--- TASK DIRECTIONS ---
Word for word, print each line of the listing below; pictures stay out.

-=-=-

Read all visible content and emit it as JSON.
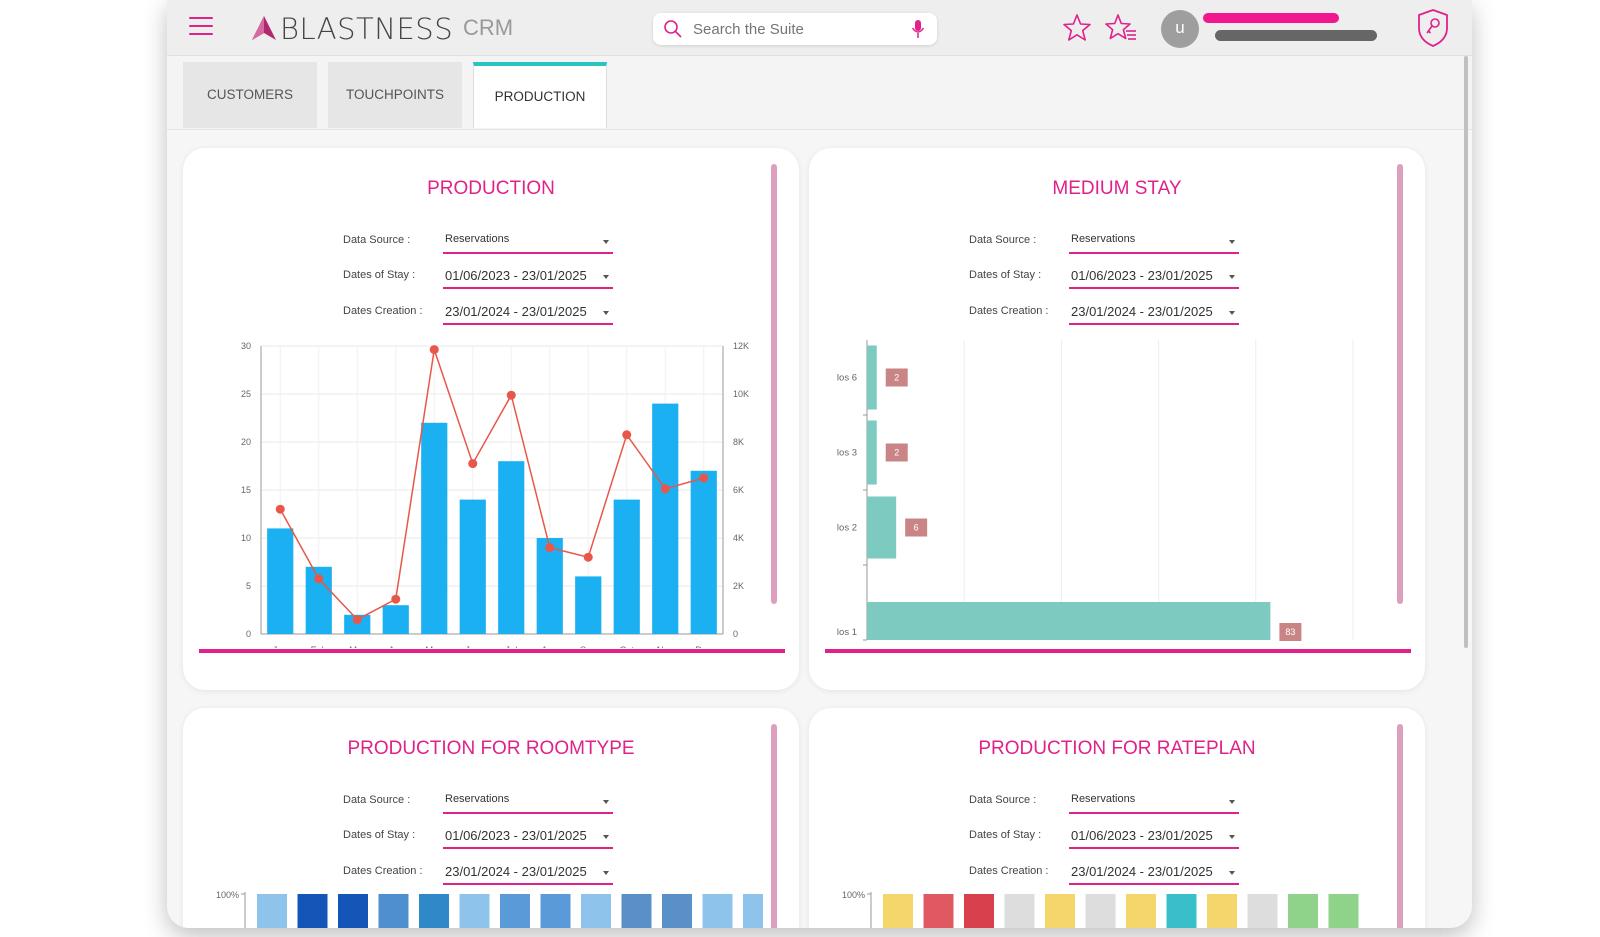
{
  "app": {
    "brand": "BLASTNESS",
    "module": "CRM",
    "search_placeholder": "Search the Suite",
    "avatar_initial": "u"
  },
  "tabs": [
    {
      "label": "CUSTOMERS"
    },
    {
      "label": "TOUCHPOINTS"
    },
    {
      "label": "PRODUCTION"
    }
  ],
  "filters": {
    "data_source_label": "Data Source :",
    "dates_stay_label": "Dates of Stay :",
    "dates_creation_label": "Dates Creation :",
    "data_source": "Reservations",
    "dates_stay": "01/06/2023 - 23/01/2025",
    "dates_creation": "23/01/2024 - 23/01/2025"
  },
  "cards": {
    "production": {
      "title": "PRODUCTION"
    },
    "medium_stay": {
      "title": "MEDIUM STAY"
    },
    "roomtype": {
      "title": "PRODUCTION FOR ROOMTYPE",
      "y_top": "100%"
    },
    "rateplan": {
      "title": "PRODUCTION FOR RATEPLAN",
      "y_top": "100%"
    }
  },
  "colors": {
    "accent": "#e0218a",
    "tab_active": "#27c4c1",
    "bar": "#1ab0f2",
    "line": "#e8574a",
    "stay_bar": "#7ccac0",
    "stay_label": "#c98585"
  },
  "chart_data": [
    {
      "type": "bar",
      "title": "PRODUCTION",
      "categories": [
        "Jan",
        "Feb",
        "Mar",
        "Apr",
        "May",
        "Jun",
        "Jul",
        "Aug",
        "Sep",
        "Oct",
        "Nov",
        "Dec"
      ],
      "series": [
        {
          "axis": "left",
          "type": "bar",
          "values": [
            11,
            7,
            2,
            3,
            22,
            14,
            18,
            10,
            6,
            14,
            24,
            17
          ]
        },
        {
          "axis": "right",
          "type": "line",
          "values": [
            5200,
            2300,
            600,
            1450,
            11850,
            7100,
            9950,
            3600,
            3200,
            8300,
            6050,
            6500
          ]
        }
      ],
      "ylim_left": [
        0,
        30
      ],
      "yticks_left": [
        "0",
        "5",
        "10",
        "15",
        "20",
        "25",
        "30"
      ],
      "ylim_right": [
        0,
        12000
      ],
      "yticks_right": [
        "0",
        "2K",
        "4K",
        "6K",
        "8K",
        "10K",
        "12K"
      ]
    },
    {
      "type": "bar",
      "title": "MEDIUM STAY",
      "orientation": "horizontal",
      "categories": [
        "los 6",
        "los 3",
        "los 2",
        "los 1"
      ],
      "values": [
        2,
        2,
        6,
        83
      ],
      "xlim": [
        0,
        100
      ]
    }
  ]
}
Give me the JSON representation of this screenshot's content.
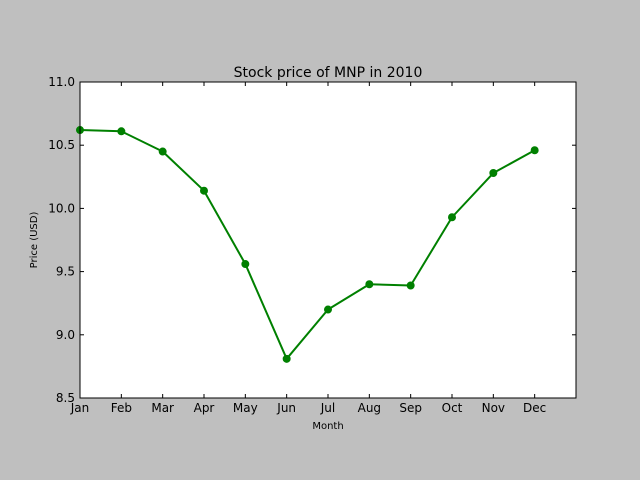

-=-=-

--- TASK SOLUTION ---
Read all visible content and emit it as JSON.
{
  "app": {
    "brand": "BLASTNESS",
    "module": "CRM",
    "search_placeholder": "Search the Suite",
    "avatar_initial": "u"
  },
  "tabs": [
    {
      "label": "CUSTOMERS"
    },
    {
      "label": "TOUCHPOINTS"
    },
    {
      "label": "PRODUCTION"
    }
  ],
  "filters": {
    "data_source_label": "Data Source :",
    "dates_stay_label": "Dates of Stay :",
    "dates_creation_label": "Dates Creation :",
    "data_source": "Reservations",
    "dates_stay": "01/06/2023 - 23/01/2025",
    "dates_creation": "23/01/2024 - 23/01/2025"
  },
  "cards": {
    "production": {
      "title": "PRODUCTION"
    },
    "medium_stay": {
      "title": "MEDIUM STAY"
    },
    "roomtype": {
      "title": "PRODUCTION FOR ROOMTYPE",
      "y_top": "100%"
    },
    "rateplan": {
      "title": "PRODUCTION FOR RATEPLAN",
      "y_top": "100%"
    }
  },
  "colors": {
    "accent": "#e0218a",
    "tab_active": "#27c4c1",
    "bar": "#1ab0f2",
    "line": "#e8574a",
    "stay_bar": "#7ccac0",
    "stay_label": "#c98585"
  },
  "chart_data": [
    {
      "type": "bar",
      "title": "PRODUCTION",
      "categories": [
        "Jan",
        "Feb",
        "Mar",
        "Apr",
        "May",
        "Jun",
        "Jul",
        "Aug",
        "Sep",
        "Oct",
        "Nov",
        "Dec"
      ],
      "series": [
        {
          "axis": "left",
          "type": "bar",
          "values": [
            11,
            7,
            2,
            3,
            22,
            14,
            18,
            10,
            6,
            14,
            24,
            17
          ]
        },
        {
          "axis": "right",
          "type": "line",
          "values": [
            5200,
            2300,
            600,
            1450,
            11850,
            7100,
            9950,
            3600,
            3200,
            8300,
            6050,
            6500
          ]
        }
      ],
      "ylim_left": [
        0,
        30
      ],
      "yticks_left": [
        "0",
        "5",
        "10",
        "15",
        "20",
        "25",
        "30"
      ],
      "ylim_right": [
        0,
        12000
      ],
      "yticks_right": [
        "0",
        "2K",
        "4K",
        "6K",
        "8K",
        "10K",
        "12K"
      ]
    },
    {
      "type": "bar",
      "title": "MEDIUM STAY",
      "orientation": "horizontal",
      "categories": [
        "los 6",
        "los 3",
        "los 2",
        "los 1"
      ],
      "values": [
        2,
        2,
        6,
        83
      ],
      "xlim": [
        0,
        100
      ]
    }
  ]
}
Give me the JSON representation of this screenshot's content.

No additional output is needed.